■ **What you should do**: Copy the records below exactly as they appear.
───── Rows
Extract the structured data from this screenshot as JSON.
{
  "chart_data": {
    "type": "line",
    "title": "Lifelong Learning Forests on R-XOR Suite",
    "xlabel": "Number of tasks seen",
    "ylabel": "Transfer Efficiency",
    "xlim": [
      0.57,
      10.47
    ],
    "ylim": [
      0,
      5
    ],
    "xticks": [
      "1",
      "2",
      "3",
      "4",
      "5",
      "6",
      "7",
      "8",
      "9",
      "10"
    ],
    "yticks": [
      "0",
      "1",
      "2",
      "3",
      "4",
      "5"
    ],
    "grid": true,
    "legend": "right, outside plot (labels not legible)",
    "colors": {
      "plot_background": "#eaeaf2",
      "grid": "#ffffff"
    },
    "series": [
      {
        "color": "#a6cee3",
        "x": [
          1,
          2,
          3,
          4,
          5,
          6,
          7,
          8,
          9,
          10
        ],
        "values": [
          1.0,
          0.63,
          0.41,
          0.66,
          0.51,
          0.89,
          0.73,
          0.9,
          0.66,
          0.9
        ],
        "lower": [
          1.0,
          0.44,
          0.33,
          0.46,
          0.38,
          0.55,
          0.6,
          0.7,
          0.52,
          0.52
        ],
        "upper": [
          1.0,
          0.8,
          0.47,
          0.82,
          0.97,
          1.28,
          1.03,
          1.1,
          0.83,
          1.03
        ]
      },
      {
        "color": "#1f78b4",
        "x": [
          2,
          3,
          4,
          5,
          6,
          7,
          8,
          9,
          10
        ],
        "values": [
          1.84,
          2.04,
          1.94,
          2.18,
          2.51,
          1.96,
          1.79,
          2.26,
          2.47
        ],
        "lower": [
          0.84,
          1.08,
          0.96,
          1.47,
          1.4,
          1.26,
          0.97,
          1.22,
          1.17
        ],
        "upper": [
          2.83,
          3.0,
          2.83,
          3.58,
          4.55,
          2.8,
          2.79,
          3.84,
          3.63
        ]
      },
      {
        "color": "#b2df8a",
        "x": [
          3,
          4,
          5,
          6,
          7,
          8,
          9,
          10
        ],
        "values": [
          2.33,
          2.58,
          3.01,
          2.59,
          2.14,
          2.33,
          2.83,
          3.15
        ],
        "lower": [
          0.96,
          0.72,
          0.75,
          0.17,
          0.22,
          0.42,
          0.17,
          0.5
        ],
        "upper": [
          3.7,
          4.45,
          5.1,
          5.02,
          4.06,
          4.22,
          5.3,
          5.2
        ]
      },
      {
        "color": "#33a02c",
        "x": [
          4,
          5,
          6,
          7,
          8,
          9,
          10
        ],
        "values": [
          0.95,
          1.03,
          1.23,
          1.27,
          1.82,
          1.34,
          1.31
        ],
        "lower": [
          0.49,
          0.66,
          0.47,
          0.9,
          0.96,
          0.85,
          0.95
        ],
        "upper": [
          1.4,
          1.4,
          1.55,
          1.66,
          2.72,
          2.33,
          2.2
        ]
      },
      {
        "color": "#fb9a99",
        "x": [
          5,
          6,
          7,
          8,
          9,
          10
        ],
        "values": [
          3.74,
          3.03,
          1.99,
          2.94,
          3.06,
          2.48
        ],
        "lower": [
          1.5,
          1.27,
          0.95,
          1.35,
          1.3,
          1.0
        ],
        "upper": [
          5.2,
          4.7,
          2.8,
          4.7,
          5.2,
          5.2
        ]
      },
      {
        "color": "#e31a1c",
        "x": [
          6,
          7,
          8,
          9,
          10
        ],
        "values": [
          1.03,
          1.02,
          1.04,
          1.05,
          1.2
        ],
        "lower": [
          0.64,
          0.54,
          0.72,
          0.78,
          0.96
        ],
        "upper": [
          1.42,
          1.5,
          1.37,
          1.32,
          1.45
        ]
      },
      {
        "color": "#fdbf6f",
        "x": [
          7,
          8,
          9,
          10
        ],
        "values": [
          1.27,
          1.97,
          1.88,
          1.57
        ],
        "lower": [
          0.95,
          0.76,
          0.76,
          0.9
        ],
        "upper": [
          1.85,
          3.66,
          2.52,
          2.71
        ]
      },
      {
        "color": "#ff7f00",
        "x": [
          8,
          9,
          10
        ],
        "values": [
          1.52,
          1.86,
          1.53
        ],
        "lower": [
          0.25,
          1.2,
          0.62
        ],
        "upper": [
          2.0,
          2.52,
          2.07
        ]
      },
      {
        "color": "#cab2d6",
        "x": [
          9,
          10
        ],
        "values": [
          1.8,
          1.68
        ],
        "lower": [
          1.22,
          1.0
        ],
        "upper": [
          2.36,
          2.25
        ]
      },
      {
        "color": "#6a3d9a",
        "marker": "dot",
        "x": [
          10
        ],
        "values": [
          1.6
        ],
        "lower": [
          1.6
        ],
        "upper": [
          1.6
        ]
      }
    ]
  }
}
──────────
■ **Exercise response**:
Extract the structured data from this screenshot as JSON.
{
  "chart_data": {
    "type": "line",
    "title": "Lifelong Learning Forests on R-XOR Suite",
    "xlabel": "Number of tasks seen",
    "ylabel": "Transfer Efficiency",
    "xlim": [
      0.57,
      10.47
    ],
    "ylim": [
      0,
      5
    ],
    "xticks": [
      "1",
      "2",
      "3",
      "4",
      "5",
      "6",
      "7",
      "8",
      "9",
      "10"
    ],
    "yticks": [
      "0",
      "1",
      "2",
      "3",
      "4",
      "5"
    ],
    "grid": true,
    "legend": "right, outside plot (labels not legible)",
    "colors": {
      "plot_background": "#eaeaf2",
      "grid": "#ffffff"
    },
    "series": [
      {
        "color": "#a6cee3",
        "x": [
          1,
          2,
          3,
          4,
          5,
          6,
          7,
          8,
          9,
          10
        ],
        "values": [
          1.0,
          0.63,
          0.41,
          0.66,
          0.51,
          0.89,
          0.73,
          0.9,
          0.66,
          0.9
        ],
        "lower": [
          1.0,
          0.44,
          0.33,
          0.46,
          0.38,
          0.55,
          0.6,
          0.7,
          0.52,
          0.52
        ],
        "upper": [
          1.0,
          0.8,
          0.47,
          0.82,
          0.97,
          1.28,
          1.03,
          1.1,
          0.83,
          1.03
        ]
      },
      {
        "color": "#1f78b4",
        "x": [
          2,
          3,
          4,
          5,
          6,
          7,
          8,
          9,
          10
        ],
        "values": [
          1.84,
          2.04,
          1.94,
          2.18,
          2.51,
          1.96,
          1.79,
          2.26,
          2.47
        ],
        "lower": [
          0.84,
          1.08,
          0.96,
          1.47,
          1.4,
          1.26,
          0.97,
          1.22,
          1.17
        ],
        "upper": [
          2.83,
          3.0,
          2.83,
          3.58,
          4.55,
          2.8,
          2.79,
          3.84,
          3.63
        ]
      },
      {
        "color": "#b2df8a",
        "x": [
          3,
          4,
          5,
          6,
          7,
          8,
          9,
          10
        ],
        "values": [
          2.33,
          2.58,
          3.01,
          2.59,
          2.14,
          2.33,
          2.83,
          3.15
        ],
        "lower": [
          0.96,
          0.72,
          0.75,
          0.17,
          0.22,
          0.42,
          0.17,
          0.5
        ],
        "upper": [
          3.7,
          4.45,
          5.1,
          5.02,
          4.06,
          4.22,
          5.3,
          5.2
        ]
      },
      {
        "color": "#33a02c",
        "x": [
          4,
          5,
          6,
          7,
          8,
          9,
          10
        ],
        "values": [
          0.95,
          1.03,
          1.23,
          1.27,
          1.82,
          1.34,
          1.31
        ],
        "lower": [
          0.49,
          0.66,
          0.47,
          0.9,
          0.96,
          0.85,
          0.95
        ],
        "upper": [
          1.4,
          1.4,
          1.55,
          1.66,
          2.72,
          2.33,
          2.2
        ]
      },
      {
        "color": "#fb9a99",
        "x": [
          5,
          6,
          7,
          8,
          9,
          10
        ],
        "values": [
          3.74,
          3.03,
          1.99,
          2.94,
          3.06,
          2.48
        ],
        "lower": [
          1.5,
          1.27,
          0.95,
          1.35,
          1.3,
          1.0
        ],
        "upper": [
          5.2,
          4.7,
          2.8,
          4.7,
          5.2,
          5.2
        ]
      },
      {
        "color": "#e31a1c",
        "x": [
          6,
          7,
          8,
          9,
          10
        ],
        "values": [
          1.03,
          1.02,
          1.04,
          1.05,
          1.2
        ],
        "lower": [
          0.64,
          0.54,
          0.72,
          0.78,
          0.96
        ],
        "upper": [
          1.42,
          1.5,
          1.37,
          1.32,
          1.45
        ]
      },
      {
        "color": "#fdbf6f",
        "x": [
          7,
          8,
          9,
          10
        ],
        "values": [
          1.27,
          1.97,
          1.88,
          1.57
        ],
        "lower": [
          0.95,
          0.76,
          0.76,
          0.9
        ],
        "upper": [
          1.85,
          3.66,
          2.52,
          2.71
        ]
      },
      {
        "color": "#ff7f00",
        "x": [
          8,
          9,
          10
        ],
        "values": [
          1.52,
          1.86,
          1.53
        ],
        "lower": [
          0.25,
          1.2,
          0.62
        ],
        "upper": [
          2.0,
          2.52,
          2.07
        ]
      },
      {
        "color": "#cab2d6",
        "x": [
          9,
          10
        ],
        "values": [
          1.8,
          1.68
        ],
        "lower": [
          1.22,
          1.0
        ],
        "upper": [
          2.36,
          2.25
        ]
      },
      {
        "color": "#6a3d9a",
        "marker": "dot",
        "x": [
          10
        ],
        "values": [
          1.6
        ],
        "lower": [
          1.6
        ],
        "upper": [
          1.6
        ]
      }
    ]
  }
}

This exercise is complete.